■ **STATED PROBLEM**: Pick out each line below containing "higher".
[Start of DATA FOR THE TASK]
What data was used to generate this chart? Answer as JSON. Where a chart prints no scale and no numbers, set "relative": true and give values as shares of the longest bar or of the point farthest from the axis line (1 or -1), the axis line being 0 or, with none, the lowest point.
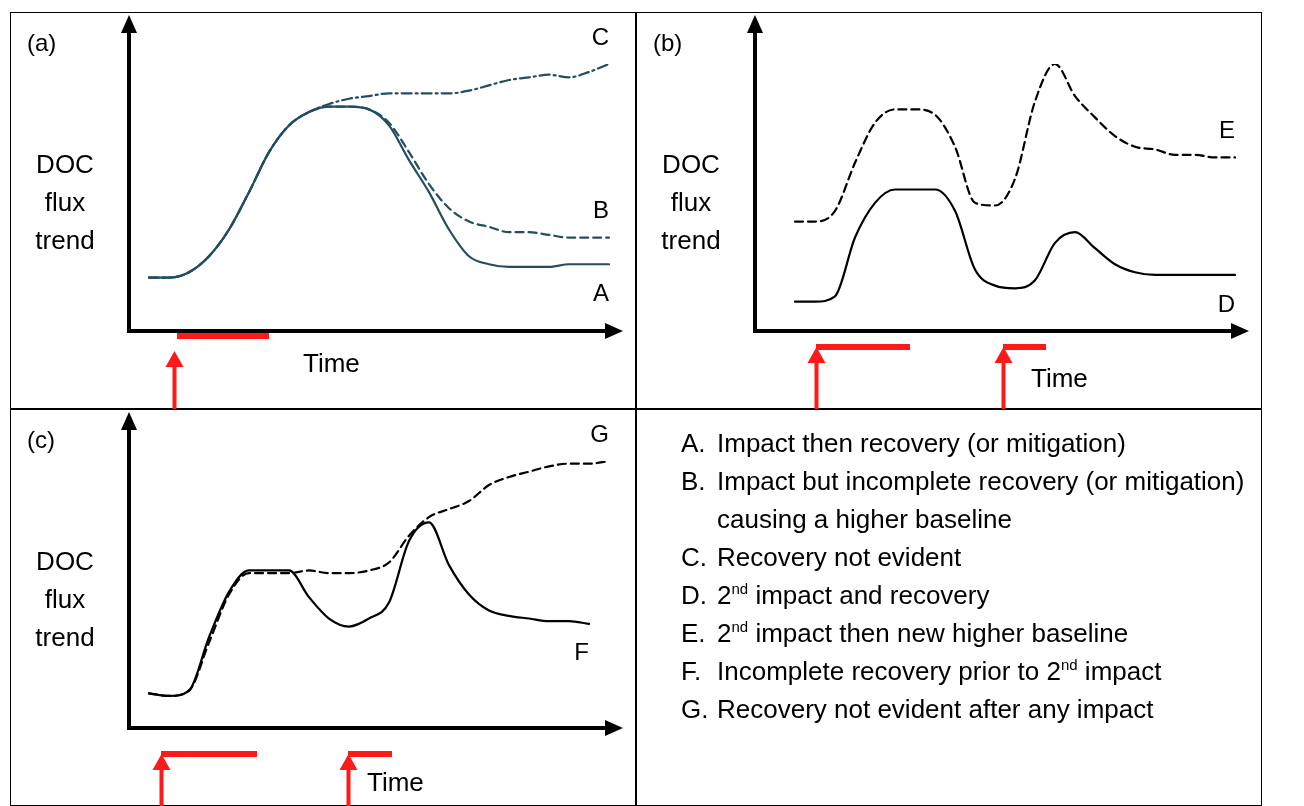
{
  "chart_data": [
    {
      "type": "line",
      "title": "(a)",
      "xlabel": "Time",
      "ylabel": "DOC flux trend",
      "relative": true,
      "marker": "none",
      "categories": [
        null,
        null,
        null,
        null,
        null,
        null,
        null,
        null,
        null,
        null,
        null,
        null,
        null,
        null,
        null,
        null,
        null,
        null,
        null,
        null,
        null,
        null,
        null,
        null,
        null
      ],
      "series": [
        {
          "name": "A",
          "color": "#234d63",
          "line_style": "solid",
          "values": [
            null,
            0.2,
            0.2,
            0.22,
            0.28,
            0.38,
            0.52,
            0.67,
            0.77,
            0.82,
            0.84,
            0.84,
            0.83,
            0.77,
            0.64,
            0.52,
            0.38,
            0.28,
            0.25,
            0.24,
            0.24,
            0.24,
            0.25,
            0.25,
            0.25
          ]
        },
        {
          "name": "B",
          "color": "#234d63",
          "line_style": "dashed",
          "values": [
            null,
            0.2,
            0.2,
            0.22,
            0.28,
            0.38,
            0.52,
            0.67,
            0.77,
            0.82,
            0.84,
            0.84,
            0.83,
            0.78,
            0.67,
            0.55,
            0.46,
            0.41,
            0.39,
            0.37,
            0.37,
            0.36,
            0.35,
            0.35,
            0.35
          ]
        },
        {
          "name": "C",
          "color": "#234d63",
          "line_style": "dashdot",
          "values": [
            null,
            0.2,
            0.2,
            0.22,
            0.28,
            0.38,
            0.52,
            0.67,
            0.77,
            0.82,
            0.85,
            0.87,
            0.88,
            0.89,
            0.89,
            0.89,
            0.89,
            0.9,
            0.92,
            0.94,
            0.95,
            0.96,
            0.95,
            0.97,
            1
          ]
        }
      ]
    },
    {
      "type": "line",
      "title": "(b)",
      "xlabel": "Time",
      "ylabel": "DOC flux trend",
      "relative": true,
      "marker": "none",
      "categories": [
        null,
        null,
        null,
        null,
        null,
        null,
        null,
        null,
        null,
        null,
        null,
        null,
        null,
        null,
        null,
        null,
        null,
        null,
        null,
        null,
        null,
        null,
        null,
        null,
        null
      ],
      "series": [
        {
          "name": "D",
          "color": "#000000",
          "line_style": "solid",
          "values": [
            null,
            null,
            0.11,
            0.11,
            0.13,
            0.35,
            0.48,
            0.53,
            0.53,
            0.53,
            0.45,
            0.23,
            0.17,
            0.16,
            0.19,
            0.33,
            0.37,
            0.31,
            0.25,
            0.22,
            0.21,
            0.21,
            0.21,
            0.21,
            0.21
          ]
        },
        {
          "name": "E",
          "color": "#000000",
          "line_style": "dashed",
          "values": [
            null,
            null,
            0.41,
            0.41,
            0.45,
            0.63,
            0.78,
            0.83,
            0.83,
            0.81,
            0.69,
            0.48,
            0.47,
            0.57,
            0.86,
            1,
            0.88,
            0.8,
            0.73,
            0.69,
            0.68,
            0.66,
            0.66,
            0.65,
            0.65
          ]
        }
      ]
    },
    {
      "type": "line",
      "title": "(c)",
      "xlabel": "Time",
      "ylabel": "DOC flux trend",
      "relative": true,
      "marker": "none",
      "categories": [
        null,
        null,
        null,
        null,
        null,
        null,
        null,
        null,
        null,
        null,
        null,
        null,
        null,
        null,
        null,
        null,
        null,
        null,
        null,
        null,
        null,
        null,
        null,
        null,
        null
      ],
      "series": [
        {
          "name": "F",
          "color": "#000000",
          "line_style": "solid",
          "values": [
            null,
            0.13,
            0.12,
            0.14,
            0.34,
            0.51,
            0.59,
            0.59,
            0.59,
            0.49,
            0.41,
            0.38,
            0.41,
            0.47,
            0.7,
            0.77,
            0.61,
            0.5,
            0.44,
            0.42,
            0.41,
            0.4,
            0.4,
            0.39,
            null
          ]
        },
        {
          "name": "G",
          "color": "#000000",
          "line_style": "dashed",
          "values": [
            null,
            0.13,
            0.12,
            0.14,
            0.32,
            0.5,
            0.58,
            0.58,
            0.58,
            0.59,
            0.58,
            0.58,
            0.59,
            0.62,
            0.72,
            0.79,
            0.82,
            0.85,
            0.91,
            0.94,
            0.96,
            0.98,
            0.99,
            0.99,
            1
          ]
        }
      ]
    },
    {
      "type": "other",
      "annotations": [
        "A. Impact then recovery (or mitigation)",
        "B. Impact but incomplete recovery (or mitigation) causing a higher baseline",
        "C. Recovery not evident",
        "D. 2$^{nd}$ impact and recovery",
        "E. 2$^{nd}$ impact then new higher baseline",
        "F. Incomplete recovery prior to 2$^{nd}$ impact",
        "G. Recovery not evident after any impact"
      ]
    }
  ]
}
[End of DATA FOR THE TASK]
■ **REPLY TO THE TASK**:
        "B. Impact but incomplete recovery (or mitigation) causing a higher baseline",
        "E. 2$^{nd}$ impact then new higher baseline",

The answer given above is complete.